*** Opening Material supplied ***

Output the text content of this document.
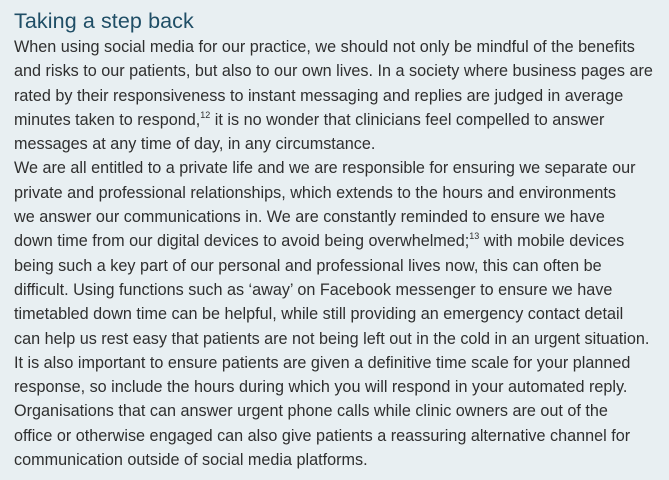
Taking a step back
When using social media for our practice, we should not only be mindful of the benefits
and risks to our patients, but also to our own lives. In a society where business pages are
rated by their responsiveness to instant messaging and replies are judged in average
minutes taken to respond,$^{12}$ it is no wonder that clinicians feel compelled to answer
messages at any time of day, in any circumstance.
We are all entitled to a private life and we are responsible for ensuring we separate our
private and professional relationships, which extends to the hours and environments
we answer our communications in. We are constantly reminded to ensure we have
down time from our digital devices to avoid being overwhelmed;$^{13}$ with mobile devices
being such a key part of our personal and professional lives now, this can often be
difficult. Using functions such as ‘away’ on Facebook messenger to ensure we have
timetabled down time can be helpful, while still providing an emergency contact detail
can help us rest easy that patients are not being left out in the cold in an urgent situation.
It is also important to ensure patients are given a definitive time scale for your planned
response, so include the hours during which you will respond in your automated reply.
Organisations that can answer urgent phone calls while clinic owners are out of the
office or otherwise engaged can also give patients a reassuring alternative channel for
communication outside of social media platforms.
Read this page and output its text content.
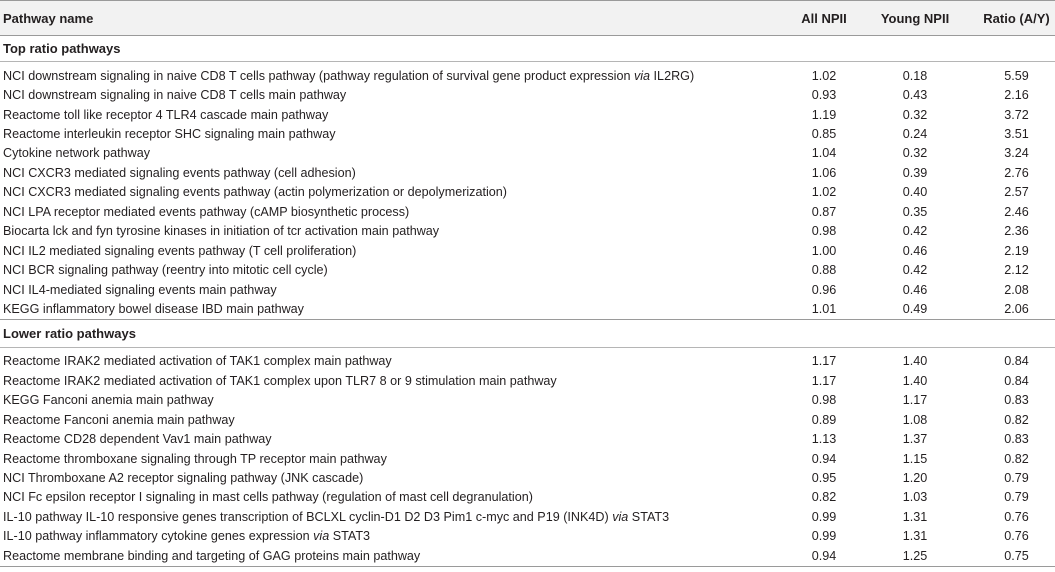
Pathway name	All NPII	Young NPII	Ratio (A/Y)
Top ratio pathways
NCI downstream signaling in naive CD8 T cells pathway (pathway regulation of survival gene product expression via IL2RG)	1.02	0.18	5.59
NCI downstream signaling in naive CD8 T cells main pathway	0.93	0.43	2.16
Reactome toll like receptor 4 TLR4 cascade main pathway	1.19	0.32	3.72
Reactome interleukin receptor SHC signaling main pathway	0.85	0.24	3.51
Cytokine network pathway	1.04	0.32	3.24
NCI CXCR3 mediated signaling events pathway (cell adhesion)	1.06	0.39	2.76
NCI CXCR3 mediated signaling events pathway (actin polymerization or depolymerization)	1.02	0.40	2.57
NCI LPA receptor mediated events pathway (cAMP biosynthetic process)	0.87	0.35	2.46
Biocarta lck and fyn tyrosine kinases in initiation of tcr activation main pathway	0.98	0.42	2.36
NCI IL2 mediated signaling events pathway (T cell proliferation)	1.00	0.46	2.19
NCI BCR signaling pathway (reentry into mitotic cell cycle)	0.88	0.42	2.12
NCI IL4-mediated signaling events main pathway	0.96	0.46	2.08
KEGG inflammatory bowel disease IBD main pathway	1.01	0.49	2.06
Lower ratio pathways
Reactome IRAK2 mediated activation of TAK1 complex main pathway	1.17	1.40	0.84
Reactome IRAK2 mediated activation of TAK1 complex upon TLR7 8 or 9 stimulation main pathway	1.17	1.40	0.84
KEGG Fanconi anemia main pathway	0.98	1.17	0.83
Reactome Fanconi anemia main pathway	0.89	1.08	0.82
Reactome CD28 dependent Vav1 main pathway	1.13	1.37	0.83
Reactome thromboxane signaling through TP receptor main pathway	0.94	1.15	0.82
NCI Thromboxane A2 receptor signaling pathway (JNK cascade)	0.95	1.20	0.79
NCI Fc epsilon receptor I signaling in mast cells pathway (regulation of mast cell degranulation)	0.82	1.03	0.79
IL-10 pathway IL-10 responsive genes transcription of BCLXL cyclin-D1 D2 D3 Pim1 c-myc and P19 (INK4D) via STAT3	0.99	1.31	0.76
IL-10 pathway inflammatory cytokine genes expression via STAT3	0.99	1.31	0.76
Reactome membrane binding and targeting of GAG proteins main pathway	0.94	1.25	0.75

*** Closing Material supplied ***

■ **What needs to be done**
Would you show each line of the listing above that has the string "patients"?

■ **Answer section**
and risks to our patients, but also to our own lives. In a society where business pages are
can help us rest easy that patients are not being left out in the cold in an urgent situation.
It is also important to ensure patients are given a definitive time scale for your planned
office or otherwise engaged can also give patients a reassuring alternative channel for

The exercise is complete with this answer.